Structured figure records
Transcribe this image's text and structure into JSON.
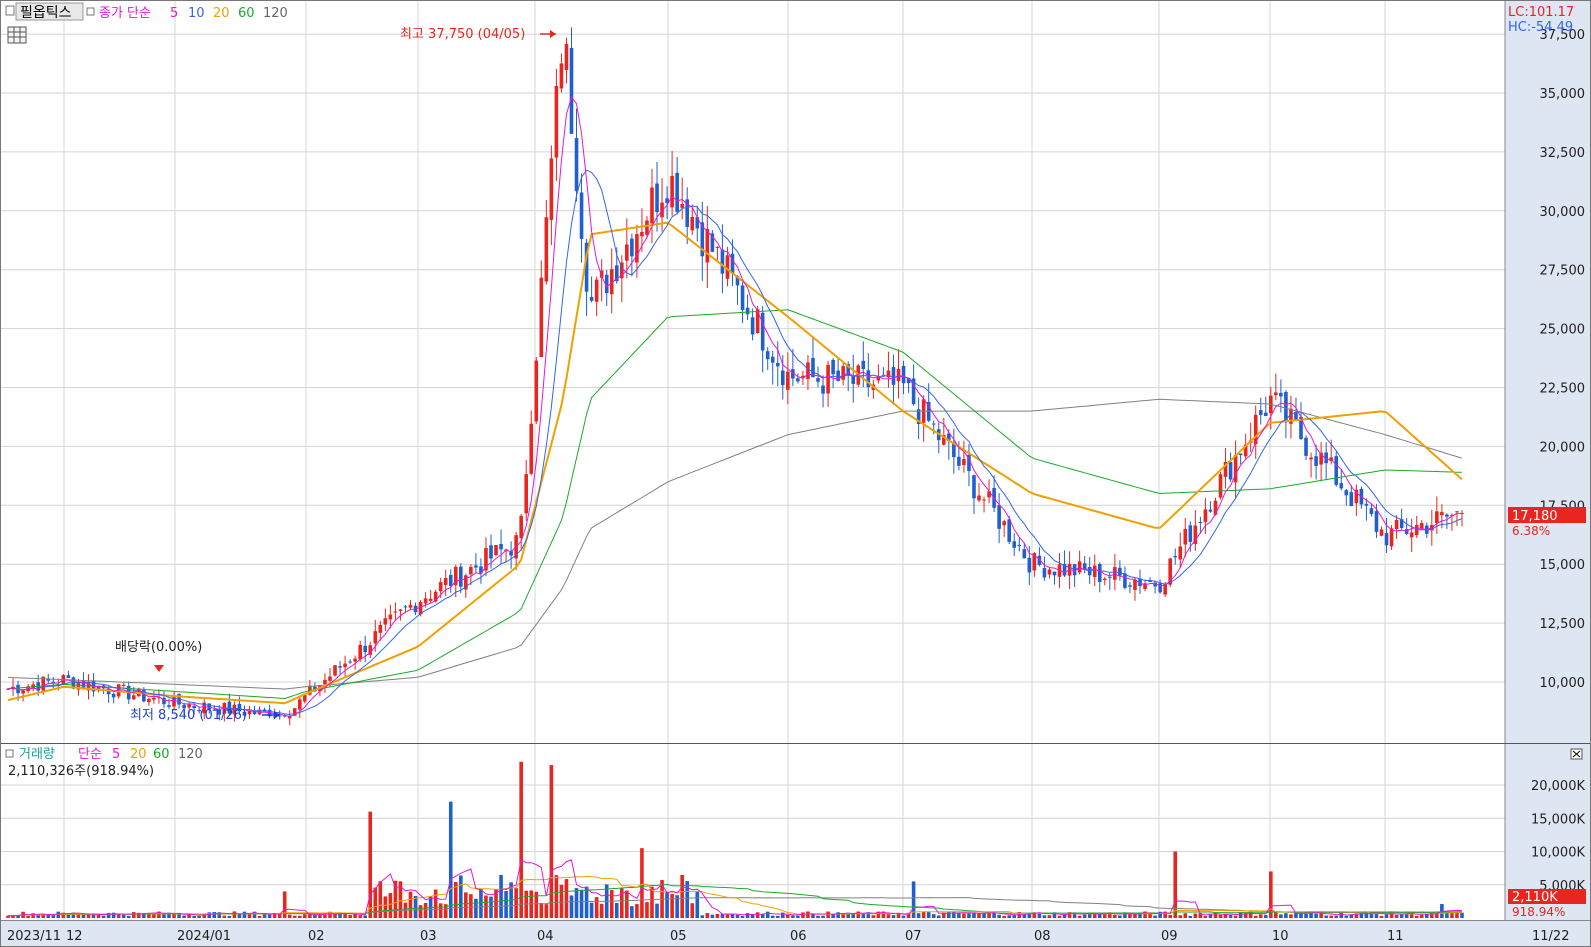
{
  "price_panel": {
    "stock_name": "필옵틱스",
    "ma_label": "종가 단순",
    "ma_periods": [
      "5",
      "10",
      "20",
      "60",
      "120"
    ],
    "lc_label": "LC:101.17",
    "hc_label": "HC:-54.49",
    "current_price": "17,180",
    "change_pct": "6.38%",
    "high_annotation": "최고 37,750 (04/05)",
    "low_annotation": "최저 8,540 (01/26)",
    "dividend_annotation": "배당락(0.00%)"
  },
  "volume_panel": {
    "title": "거래량",
    "ma_label": "단순",
    "ma_periods": [
      "5",
      "20",
      "60",
      "120"
    ],
    "latest_volume": "2,110,326주(918.94%)",
    "current_volume": "2,110K",
    "volume_pct": "918.94%"
  },
  "x_axis": {
    "labels": [
      "2023/11",
      "12",
      "2024/01",
      "02",
      "03",
      "04",
      "05",
      "06",
      "07",
      "08",
      "09",
      "10",
      "11",
      "11/22"
    ]
  },
  "colors": {
    "up": "#e8251e",
    "down": "#1f5fd0",
    "ma5": "#e619d2",
    "ma10": "#3366ee",
    "ma20": "#f0a000",
    "ma60": "#1aaa2a",
    "ma120": "#808080",
    "axis_bg": "#dde6f2"
  },
  "chart_data": [
    {
      "type": "candlestick",
      "title": "필옵틱스",
      "y_ticks": [
        "10,000",
        "12,500",
        "15,000",
        "17,500",
        "20,000",
        "22,500",
        "25,000",
        "27,500",
        "30,000",
        "32,500",
        "35,000",
        "37,500"
      ],
      "ylim": [
        8000,
        38500
      ],
      "closes_approx": [
        {
          "date": "2023/11",
          "close": 9700
        },
        {
          "date": "2023/12",
          "close": 10100
        },
        {
          "date": "2024/01",
          "close": 9100
        },
        {
          "date": "2024/01/26",
          "close": 8540
        },
        {
          "date": "2024/02",
          "close": 9400
        },
        {
          "date": "2024/03",
          "close": 13500
        },
        {
          "date": "2024/03/end",
          "close": 16000
        },
        {
          "date": "2024/04/05",
          "close": 37750
        },
        {
          "date": "2024/04",
          "close": 26000
        },
        {
          "date": "2024/05",
          "close": 31500
        },
        {
          "date": "2024/06",
          "close": 23000
        },
        {
          "date": "2024/07",
          "close": 22500
        },
        {
          "date": "2024/08",
          "close": 15000
        },
        {
          "date": "2024/09",
          "close": 14200
        },
        {
          "date": "2024/10",
          "close": 22000
        },
        {
          "date": "2024/11",
          "close": 16200
        },
        {
          "date": "11/22",
          "close": 17180
        }
      ],
      "ma20_approx": [
        9200,
        9800,
        9400,
        9100,
        9500,
        11500,
        15000,
        22000,
        29000,
        29500,
        25500,
        21500,
        18000,
        16500,
        21000,
        21500,
        18600
      ],
      "ma60_approx": [
        9700,
        9900,
        9600,
        9300,
        9600,
        10500,
        13000,
        17000,
        22000,
        25500,
        25800,
        24000,
        19500,
        18000,
        18200,
        19000,
        18900
      ],
      "ma120_approx": [
        10200,
        10100,
        9900,
        9700,
        9800,
        10200,
        11500,
        14000,
        16500,
        18500,
        20500,
        21500,
        21500,
        22000,
        21800,
        20500,
        19500
      ]
    },
    {
      "type": "bar",
      "title": "거래량",
      "y_ticks": [
        "5,000K",
        "10,000K",
        "15,000K",
        "20,000K"
      ],
      "ylim": [
        0,
        24000
      ],
      "spikes_approx": [
        {
          "date": "2024/02",
          "value": 4000
        },
        {
          "date": "2024/02/end",
          "value": 16000
        },
        {
          "date": "2024/03",
          "value": 17500
        },
        {
          "date": "2024/04",
          "value": 23500
        },
        {
          "date": "2024/04/mid",
          "value": 23000
        },
        {
          "date": "2024/05",
          "value": 10500
        },
        {
          "date": "2024/07",
          "value": 5500
        },
        {
          "date": "2024/09",
          "value": 10000
        },
        {
          "date": "2024/10",
          "value": 7000
        },
        {
          "date": "11/22",
          "value": 2110
        }
      ]
    }
  ]
}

TASK TO CARRY OUT >>
Look through the entries above and count each line holding "value"; report the count alone.

SOLUTION TO THIS EXERCISE >>
10